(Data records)

════════════════════

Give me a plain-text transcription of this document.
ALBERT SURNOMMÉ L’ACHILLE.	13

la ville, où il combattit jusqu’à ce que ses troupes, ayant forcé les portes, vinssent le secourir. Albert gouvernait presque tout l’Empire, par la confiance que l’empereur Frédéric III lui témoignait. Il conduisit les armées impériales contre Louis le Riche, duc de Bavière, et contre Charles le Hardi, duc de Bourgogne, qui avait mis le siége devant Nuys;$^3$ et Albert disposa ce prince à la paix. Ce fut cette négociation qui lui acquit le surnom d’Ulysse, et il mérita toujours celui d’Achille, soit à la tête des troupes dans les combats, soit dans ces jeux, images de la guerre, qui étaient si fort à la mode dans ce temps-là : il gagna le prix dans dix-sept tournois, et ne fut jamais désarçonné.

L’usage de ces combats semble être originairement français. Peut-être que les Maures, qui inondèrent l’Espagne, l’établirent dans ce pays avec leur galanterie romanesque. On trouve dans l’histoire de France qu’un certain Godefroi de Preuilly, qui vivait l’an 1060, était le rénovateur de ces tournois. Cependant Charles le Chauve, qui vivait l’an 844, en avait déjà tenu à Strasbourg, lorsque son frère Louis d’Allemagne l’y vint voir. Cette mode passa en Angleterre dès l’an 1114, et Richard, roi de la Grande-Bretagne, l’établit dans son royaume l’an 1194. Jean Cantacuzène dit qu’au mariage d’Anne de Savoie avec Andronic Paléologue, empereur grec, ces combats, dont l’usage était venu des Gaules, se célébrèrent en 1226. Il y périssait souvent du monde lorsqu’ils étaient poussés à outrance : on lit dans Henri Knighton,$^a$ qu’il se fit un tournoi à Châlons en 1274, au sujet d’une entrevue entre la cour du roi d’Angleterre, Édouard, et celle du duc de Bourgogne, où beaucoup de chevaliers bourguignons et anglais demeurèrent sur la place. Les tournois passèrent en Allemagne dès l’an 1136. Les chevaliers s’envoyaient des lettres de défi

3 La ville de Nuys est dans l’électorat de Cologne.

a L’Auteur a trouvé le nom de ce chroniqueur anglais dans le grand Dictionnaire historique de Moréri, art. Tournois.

════════════════════

All of the material above needs to be copied exactly.

Give me a plain-text transcription of this document.
ALBERT SURNOMMÉ L’ACHILLE.	13

la ville, où il combattit jusqu’à ce que ses troupes, ayant forcé les portes, vinssent le secourir. Albert gouvernait presque tout l’Empire, par la confiance que l’empereur Frédéric III lui témoignait. Il conduisit les armées impériales contre Louis le Riche, duc de Bavière, et contre Charles le Hardi, duc de Bourgogne, qui avait mis le siége devant Nuys;$^3$ et Albert disposa ce prince à la paix. Ce fut cette négociation qui lui acquit le surnom d’Ulysse, et il mérita toujours celui d’Achille, soit à la tête des troupes dans les combats, soit dans ces jeux, images de la guerre, qui étaient si fort à la mode dans ce temps-là : il gagna le prix dans dix-sept tournois, et ne fut jamais désarçonné.

L’usage de ces combats semble être originairement français. Peut-être que les Maures, qui inondèrent l’Espagne, l’établirent dans ce pays avec leur galanterie romanesque. On trouve dans l’histoire de France qu’un certain Godefroi de Preuilly, qui vivait l’an 1060, était le rénovateur de ces tournois. Cependant Charles le Chauve, qui vivait l’an 844, en avait déjà tenu à Strasbourg, lorsque son frère Louis d’Allemagne l’y vint voir. Cette mode passa en Angleterre dès l’an 1114, et Richard, roi de la Grande-Bretagne, l’établit dans son royaume l’an 1194. Jean Cantacuzène dit qu’au mariage d’Anne de Savoie avec Andronic Paléologue, empereur grec, ces combats, dont l’usage était venu des Gaules, se célébrèrent en 1226. Il y périssait souvent du monde lorsqu’ils étaient poussés à outrance : on lit dans Henri Knighton,$^a$ qu’il se fit un tournoi à Châlons en 1274, au sujet d’une entrevue entre la cour du roi d’Angleterre, Édouard, et celle du duc de Bourgogne, où beaucoup de chevaliers bourguignons et anglais demeurèrent sur la place. Les tournois passèrent en Allemagne dès l’an 1136. Les chevaliers s’envoyaient des lettres de défi

3 La ville de Nuys est dans l’électorat de Cologne.

a L’Auteur a trouvé le nom de ce chroniqueur anglais dans le grand Dictionnaire historique de Moréri, art. Tournois.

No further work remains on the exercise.